* **Written exercise**:
In the records that follow, show each line where the word "отказе" is present.

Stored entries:

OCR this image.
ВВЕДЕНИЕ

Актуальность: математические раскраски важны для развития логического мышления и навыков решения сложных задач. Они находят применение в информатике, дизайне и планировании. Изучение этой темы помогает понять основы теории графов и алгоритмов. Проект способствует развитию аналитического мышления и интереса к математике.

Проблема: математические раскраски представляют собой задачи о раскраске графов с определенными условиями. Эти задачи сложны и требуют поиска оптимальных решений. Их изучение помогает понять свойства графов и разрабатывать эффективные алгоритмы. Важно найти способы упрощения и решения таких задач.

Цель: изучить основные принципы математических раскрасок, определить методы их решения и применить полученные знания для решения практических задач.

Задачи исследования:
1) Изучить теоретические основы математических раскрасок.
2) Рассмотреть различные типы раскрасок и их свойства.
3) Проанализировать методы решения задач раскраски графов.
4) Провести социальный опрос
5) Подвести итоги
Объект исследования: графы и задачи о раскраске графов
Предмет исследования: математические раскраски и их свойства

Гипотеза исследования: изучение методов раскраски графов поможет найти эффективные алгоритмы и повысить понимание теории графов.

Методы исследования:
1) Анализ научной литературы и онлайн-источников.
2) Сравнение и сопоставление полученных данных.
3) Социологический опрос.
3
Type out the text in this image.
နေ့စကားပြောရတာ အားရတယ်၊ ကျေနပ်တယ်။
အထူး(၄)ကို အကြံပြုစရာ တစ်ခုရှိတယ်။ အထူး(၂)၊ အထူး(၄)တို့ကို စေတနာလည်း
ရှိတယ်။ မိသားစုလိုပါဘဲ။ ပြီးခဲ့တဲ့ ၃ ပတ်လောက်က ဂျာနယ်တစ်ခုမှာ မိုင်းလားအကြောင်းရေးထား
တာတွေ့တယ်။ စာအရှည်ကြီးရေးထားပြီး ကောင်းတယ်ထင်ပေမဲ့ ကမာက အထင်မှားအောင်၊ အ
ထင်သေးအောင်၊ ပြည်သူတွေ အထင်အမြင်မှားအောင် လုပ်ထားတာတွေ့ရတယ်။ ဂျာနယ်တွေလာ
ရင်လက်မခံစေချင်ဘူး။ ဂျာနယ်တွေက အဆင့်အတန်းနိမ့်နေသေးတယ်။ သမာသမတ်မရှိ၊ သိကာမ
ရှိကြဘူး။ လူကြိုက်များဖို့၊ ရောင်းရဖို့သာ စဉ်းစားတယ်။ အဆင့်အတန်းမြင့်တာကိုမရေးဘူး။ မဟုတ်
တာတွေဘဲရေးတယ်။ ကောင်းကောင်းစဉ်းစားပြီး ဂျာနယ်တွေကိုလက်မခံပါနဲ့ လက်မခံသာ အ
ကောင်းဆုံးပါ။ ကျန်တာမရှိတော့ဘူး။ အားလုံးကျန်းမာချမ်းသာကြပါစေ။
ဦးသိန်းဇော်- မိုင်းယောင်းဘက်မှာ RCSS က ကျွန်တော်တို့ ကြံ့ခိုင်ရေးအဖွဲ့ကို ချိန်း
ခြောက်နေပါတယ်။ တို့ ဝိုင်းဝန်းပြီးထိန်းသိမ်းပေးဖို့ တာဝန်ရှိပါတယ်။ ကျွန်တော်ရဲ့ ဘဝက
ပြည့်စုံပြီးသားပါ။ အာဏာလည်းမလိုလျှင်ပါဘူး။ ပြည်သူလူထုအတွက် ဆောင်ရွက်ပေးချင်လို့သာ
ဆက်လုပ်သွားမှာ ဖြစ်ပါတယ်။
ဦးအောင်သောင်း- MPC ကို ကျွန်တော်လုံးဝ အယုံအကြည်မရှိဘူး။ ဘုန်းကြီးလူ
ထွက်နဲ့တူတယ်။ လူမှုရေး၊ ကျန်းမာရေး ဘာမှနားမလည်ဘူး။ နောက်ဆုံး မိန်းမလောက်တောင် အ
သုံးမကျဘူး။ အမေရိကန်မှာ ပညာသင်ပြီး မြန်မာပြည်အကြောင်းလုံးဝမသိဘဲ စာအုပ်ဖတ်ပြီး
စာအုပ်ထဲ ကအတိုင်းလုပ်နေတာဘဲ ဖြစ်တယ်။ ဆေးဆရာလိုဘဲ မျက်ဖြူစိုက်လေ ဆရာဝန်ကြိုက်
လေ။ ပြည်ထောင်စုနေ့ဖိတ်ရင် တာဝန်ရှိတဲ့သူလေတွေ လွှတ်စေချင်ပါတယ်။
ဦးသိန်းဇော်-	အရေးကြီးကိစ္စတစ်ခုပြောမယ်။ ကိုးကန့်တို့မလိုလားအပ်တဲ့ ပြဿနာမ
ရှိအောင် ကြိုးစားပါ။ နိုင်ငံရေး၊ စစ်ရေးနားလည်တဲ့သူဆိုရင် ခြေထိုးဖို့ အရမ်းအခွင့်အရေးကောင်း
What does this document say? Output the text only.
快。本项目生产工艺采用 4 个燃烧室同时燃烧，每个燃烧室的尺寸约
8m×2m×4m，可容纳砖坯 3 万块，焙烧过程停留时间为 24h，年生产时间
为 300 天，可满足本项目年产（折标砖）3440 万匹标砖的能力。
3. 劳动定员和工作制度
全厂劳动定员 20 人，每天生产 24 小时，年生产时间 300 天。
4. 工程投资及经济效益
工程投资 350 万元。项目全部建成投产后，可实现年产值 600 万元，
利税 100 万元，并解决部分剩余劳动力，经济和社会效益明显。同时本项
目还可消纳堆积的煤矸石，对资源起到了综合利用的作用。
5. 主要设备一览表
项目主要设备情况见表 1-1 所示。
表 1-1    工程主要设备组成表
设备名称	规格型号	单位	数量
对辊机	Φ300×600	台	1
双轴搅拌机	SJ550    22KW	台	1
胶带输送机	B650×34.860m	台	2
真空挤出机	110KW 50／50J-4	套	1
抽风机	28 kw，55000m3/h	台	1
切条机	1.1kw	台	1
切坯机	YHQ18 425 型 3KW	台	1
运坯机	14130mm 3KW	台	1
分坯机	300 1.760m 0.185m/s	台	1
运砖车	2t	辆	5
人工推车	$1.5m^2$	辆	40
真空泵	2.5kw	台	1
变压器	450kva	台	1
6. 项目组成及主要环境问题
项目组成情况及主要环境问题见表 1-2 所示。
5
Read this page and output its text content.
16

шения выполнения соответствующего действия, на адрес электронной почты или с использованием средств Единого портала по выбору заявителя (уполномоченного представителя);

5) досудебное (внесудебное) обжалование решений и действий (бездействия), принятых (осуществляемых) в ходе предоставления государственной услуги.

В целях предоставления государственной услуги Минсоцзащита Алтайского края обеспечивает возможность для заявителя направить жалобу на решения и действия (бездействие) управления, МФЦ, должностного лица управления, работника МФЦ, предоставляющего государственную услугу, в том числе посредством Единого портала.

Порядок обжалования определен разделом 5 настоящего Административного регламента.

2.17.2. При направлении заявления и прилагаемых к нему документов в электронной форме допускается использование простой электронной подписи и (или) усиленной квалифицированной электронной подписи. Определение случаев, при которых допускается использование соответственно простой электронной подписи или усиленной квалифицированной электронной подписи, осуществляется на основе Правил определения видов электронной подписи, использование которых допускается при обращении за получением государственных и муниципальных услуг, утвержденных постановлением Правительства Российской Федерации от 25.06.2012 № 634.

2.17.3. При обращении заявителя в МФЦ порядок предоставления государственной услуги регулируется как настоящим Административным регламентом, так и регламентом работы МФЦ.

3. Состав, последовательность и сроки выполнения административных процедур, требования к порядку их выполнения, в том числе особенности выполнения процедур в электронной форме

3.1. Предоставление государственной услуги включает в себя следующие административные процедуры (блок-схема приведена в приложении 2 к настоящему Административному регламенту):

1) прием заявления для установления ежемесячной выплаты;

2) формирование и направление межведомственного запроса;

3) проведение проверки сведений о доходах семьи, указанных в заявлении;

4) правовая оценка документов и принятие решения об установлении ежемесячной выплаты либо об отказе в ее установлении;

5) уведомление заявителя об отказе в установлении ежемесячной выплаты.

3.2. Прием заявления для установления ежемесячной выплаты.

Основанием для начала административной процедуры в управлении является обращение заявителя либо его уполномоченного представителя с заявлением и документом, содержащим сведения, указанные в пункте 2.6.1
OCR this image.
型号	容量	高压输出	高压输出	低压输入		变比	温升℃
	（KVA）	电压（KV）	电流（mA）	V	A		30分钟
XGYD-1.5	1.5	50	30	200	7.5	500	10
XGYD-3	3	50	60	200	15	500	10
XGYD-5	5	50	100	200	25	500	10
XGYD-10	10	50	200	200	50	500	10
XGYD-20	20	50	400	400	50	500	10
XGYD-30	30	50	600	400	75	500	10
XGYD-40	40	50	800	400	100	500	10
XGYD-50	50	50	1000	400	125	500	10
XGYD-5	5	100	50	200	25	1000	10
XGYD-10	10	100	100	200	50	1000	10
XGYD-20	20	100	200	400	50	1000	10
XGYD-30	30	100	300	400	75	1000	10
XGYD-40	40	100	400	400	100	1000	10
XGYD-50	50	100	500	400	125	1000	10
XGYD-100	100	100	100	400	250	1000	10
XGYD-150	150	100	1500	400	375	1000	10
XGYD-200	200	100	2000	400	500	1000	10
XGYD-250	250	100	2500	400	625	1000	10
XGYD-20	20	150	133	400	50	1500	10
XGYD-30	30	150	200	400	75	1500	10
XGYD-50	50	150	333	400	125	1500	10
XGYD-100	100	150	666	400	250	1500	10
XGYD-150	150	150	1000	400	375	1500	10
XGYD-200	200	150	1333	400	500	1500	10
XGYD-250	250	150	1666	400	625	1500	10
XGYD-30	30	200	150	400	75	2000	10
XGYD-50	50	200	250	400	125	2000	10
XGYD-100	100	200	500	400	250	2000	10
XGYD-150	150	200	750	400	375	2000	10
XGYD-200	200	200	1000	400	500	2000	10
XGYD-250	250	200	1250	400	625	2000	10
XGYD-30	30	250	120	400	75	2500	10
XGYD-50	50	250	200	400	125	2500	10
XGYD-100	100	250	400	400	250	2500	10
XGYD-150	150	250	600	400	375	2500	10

* **Problem solution**:
4) правовая оценка документов и принятие решения об установлении ежемесячной выплаты либо об отказе в ее установлении;
5) уведомление заявителя об отказе в установлении ежемесячной выплаты.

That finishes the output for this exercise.